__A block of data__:
((

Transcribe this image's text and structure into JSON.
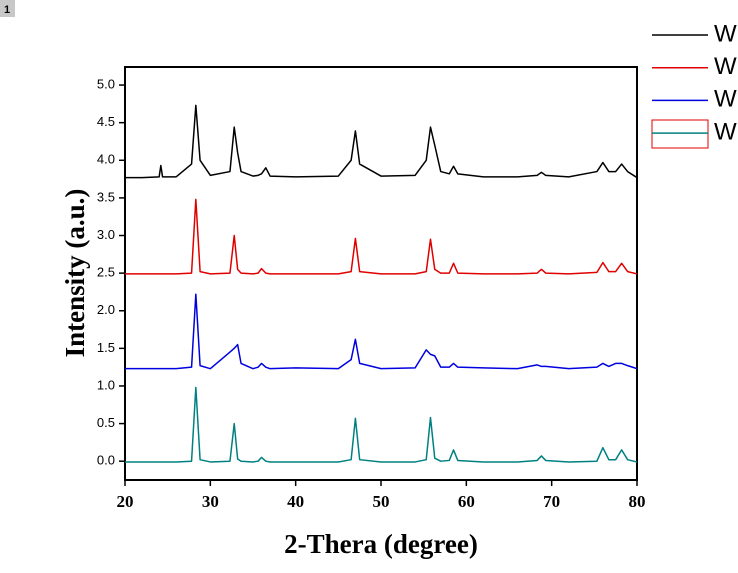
{
  "badge": "1",
  "chart_data": {
    "type": "line",
    "xlabel": "2-Thera (degree)",
    "ylabel": "Intensity (a.u.)",
    "x": [
      20,
      22,
      24,
      24.2,
      24.4,
      26,
      27.8,
      28.3,
      28.8,
      30,
      32.3,
      32.8,
      33.2,
      33.6,
      35,
      35.6,
      36.0,
      36.5,
      37,
      40,
      45,
      46.5,
      47.0,
      47.5,
      50,
      54,
      55.3,
      55.8,
      56.3,
      57,
      58,
      58.5,
      59,
      62,
      66,
      68.3,
      68.8,
      69.3,
      72,
      75.3,
      76.0,
      76.7,
      77.5,
      78.2,
      78.9,
      80
    ],
    "series": [
      {
        "name": "W",
        "color": "#000000",
        "values": [
          3.77,
          3.77,
          3.78,
          3.93,
          3.78,
          3.78,
          3.95,
          4.73,
          4.0,
          3.8,
          3.85,
          4.44,
          4.1,
          3.85,
          3.79,
          3.8,
          3.82,
          3.9,
          3.79,
          3.78,
          3.79,
          4.0,
          4.39,
          3.95,
          3.79,
          3.8,
          4.0,
          4.44,
          4.2,
          3.85,
          3.82,
          3.92,
          3.82,
          3.78,
          3.78,
          3.8,
          3.84,
          3.8,
          3.78,
          3.85,
          3.97,
          3.85,
          3.85,
          3.95,
          3.85,
          3.77
        ]
      },
      {
        "name": "W",
        "color": "#e00000",
        "values": [
          2.49,
          2.49,
          2.49,
          2.49,
          2.49,
          2.49,
          2.5,
          3.48,
          2.52,
          2.49,
          2.5,
          3.0,
          2.55,
          2.5,
          2.49,
          2.5,
          2.56,
          2.5,
          2.49,
          2.49,
          2.49,
          2.52,
          2.96,
          2.52,
          2.49,
          2.49,
          2.52,
          2.95,
          2.55,
          2.5,
          2.5,
          2.63,
          2.5,
          2.49,
          2.49,
          2.5,
          2.55,
          2.5,
          2.49,
          2.51,
          2.64,
          2.52,
          2.52,
          2.63,
          2.52,
          2.49
        ]
      },
      {
        "name": "W",
        "color": "#0000e0",
        "values": [
          1.23,
          1.23,
          1.23,
          1.23,
          1.23,
          1.23,
          1.25,
          2.22,
          1.27,
          1.23,
          1.45,
          1.5,
          1.55,
          1.3,
          1.23,
          1.25,
          1.3,
          1.25,
          1.23,
          1.24,
          1.23,
          1.35,
          1.62,
          1.3,
          1.23,
          1.24,
          1.48,
          1.42,
          1.4,
          1.25,
          1.25,
          1.3,
          1.25,
          1.24,
          1.23,
          1.28,
          1.26,
          1.26,
          1.23,
          1.25,
          1.3,
          1.26,
          1.3,
          1.3,
          1.27,
          1.23
        ]
      },
      {
        "name": "W",
        "color": "#008080",
        "values": [
          -0.01,
          -0.01,
          -0.01,
          -0.01,
          -0.01,
          -0.01,
          0.0,
          0.98,
          0.02,
          -0.01,
          0.0,
          0.5,
          0.03,
          0.0,
          -0.01,
          0.0,
          0.05,
          0.0,
          -0.01,
          -0.01,
          -0.01,
          0.02,
          0.57,
          0.02,
          -0.01,
          -0.01,
          0.02,
          0.58,
          0.04,
          0.0,
          0.01,
          0.15,
          0.01,
          -0.01,
          -0.01,
          0.01,
          0.07,
          0.01,
          -0.01,
          0.0,
          0.18,
          0.02,
          0.02,
          0.15,
          0.02,
          -0.01
        ]
      }
    ],
    "xlim": [
      20,
      80
    ],
    "xticks": [
      20,
      30,
      40,
      50,
      60,
      70,
      80
    ],
    "ylim": [
      -0.25,
      5.24
    ],
    "yticks": [
      {
        "value": 0,
        "label": "0.0"
      },
      0.5,
      {
        "value": 1,
        "label": "1.0"
      },
      1.5,
      {
        "value": 2,
        "label": "2.0"
      },
      2.5,
      {
        "value": 3,
        "label": "3.0"
      },
      3.5,
      {
        "value": 4,
        "label": "4.0"
      },
      4.5,
      {
        "value": 5,
        "label": "5.0"
      }
    ],
    "grid": false
  }
}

))

__Exercise requirements__:
Repeat the material above word for word, please, apart from its images.

__Task result__:
Transcribe this image's text and structure into JSON.
{
  "badge": "1",
  "chart_data": {
    "type": "line",
    "xlabel": "2-Thera (degree)",
    "ylabel": "Intensity (a.u.)",
    "x": [
      20,
      22,
      24,
      24.2,
      24.4,
      26,
      27.8,
      28.3,
      28.8,
      30,
      32.3,
      32.8,
      33.2,
      33.6,
      35,
      35.6,
      36.0,
      36.5,
      37,
      40,
      45,
      46.5,
      47.0,
      47.5,
      50,
      54,
      55.3,
      55.8,
      56.3,
      57,
      58,
      58.5,
      59,
      62,
      66,
      68.3,
      68.8,
      69.3,
      72,
      75.3,
      76.0,
      76.7,
      77.5,
      78.2,
      78.9,
      80
    ],
    "series": [
      {
        "name": "W",
        "color": "#000000",
        "values": [
          3.77,
          3.77,
          3.78,
          3.93,
          3.78,
          3.78,
          3.95,
          4.73,
          4.0,
          3.8,
          3.85,
          4.44,
          4.1,
          3.85,
          3.79,
          3.8,
          3.82,
          3.9,
          3.79,
          3.78,
          3.79,
          4.0,
          4.39,
          3.95,
          3.79,
          3.8,
          4.0,
          4.44,
          4.2,
          3.85,
          3.82,
          3.92,
          3.82,
          3.78,
          3.78,
          3.8,
          3.84,
          3.8,
          3.78,
          3.85,
          3.97,
          3.85,
          3.85,
          3.95,
          3.85,
          3.77
        ]
      },
      {
        "name": "W",
        "color": "#e00000",
        "values": [
          2.49,
          2.49,
          2.49,
          2.49,
          2.49,
          2.49,
          2.5,
          3.48,
          2.52,
          2.49,
          2.5,
          3.0,
          2.55,
          2.5,
          2.49,
          2.5,
          2.56,
          2.5,
          2.49,
          2.49,
          2.49,
          2.52,
          2.96,
          2.52,
          2.49,
          2.49,
          2.52,
          2.95,
          2.55,
          2.5,
          2.5,
          2.63,
          2.5,
          2.49,
          2.49,
          2.5,
          2.55,
          2.5,
          2.49,
          2.51,
          2.64,
          2.52,
          2.52,
          2.63,
          2.52,
          2.49
        ]
      },
      {
        "name": "W",
        "color": "#0000e0",
        "values": [
          1.23,
          1.23,
          1.23,
          1.23,
          1.23,
          1.23,
          1.25,
          2.22,
          1.27,
          1.23,
          1.45,
          1.5,
          1.55,
          1.3,
          1.23,
          1.25,
          1.3,
          1.25,
          1.23,
          1.24,
          1.23,
          1.35,
          1.62,
          1.3,
          1.23,
          1.24,
          1.48,
          1.42,
          1.4,
          1.25,
          1.25,
          1.3,
          1.25,
          1.24,
          1.23,
          1.28,
          1.26,
          1.26,
          1.23,
          1.25,
          1.3,
          1.26,
          1.3,
          1.3,
          1.27,
          1.23
        ]
      },
      {
        "name": "W",
        "color": "#008080",
        "values": [
          -0.01,
          -0.01,
          -0.01,
          -0.01,
          -0.01,
          -0.01,
          0.0,
          0.98,
          0.02,
          -0.01,
          0.0,
          0.5,
          0.03,
          0.0,
          -0.01,
          0.0,
          0.05,
          0.0,
          -0.01,
          -0.01,
          -0.01,
          0.02,
          0.57,
          0.02,
          -0.01,
          -0.01,
          0.02,
          0.58,
          0.04,
          0.0,
          0.01,
          0.15,
          0.01,
          -0.01,
          -0.01,
          0.01,
          0.07,
          0.01,
          -0.01,
          0.0,
          0.18,
          0.02,
          0.02,
          0.15,
          0.02,
          -0.01
        ]
      }
    ],
    "xlim": [
      20,
      80
    ],
    "xticks": [
      20,
      30,
      40,
      50,
      60,
      70,
      80
    ],
    "ylim": [
      -0.25,
      5.24
    ],
    "yticks": [
      {
        "value": 0,
        "label": "0.0"
      },
      0.5,
      {
        "value": 1,
        "label": "1.0"
      },
      1.5,
      {
        "value": 2,
        "label": "2.0"
      },
      2.5,
      {
        "value": 3,
        "label": "3.0"
      },
      3.5,
      {
        "value": 4,
        "label": "4.0"
      },
      4.5,
      {
        "value": 5,
        "label": "5.0"
      }
    ],
    "grid": false
  }
}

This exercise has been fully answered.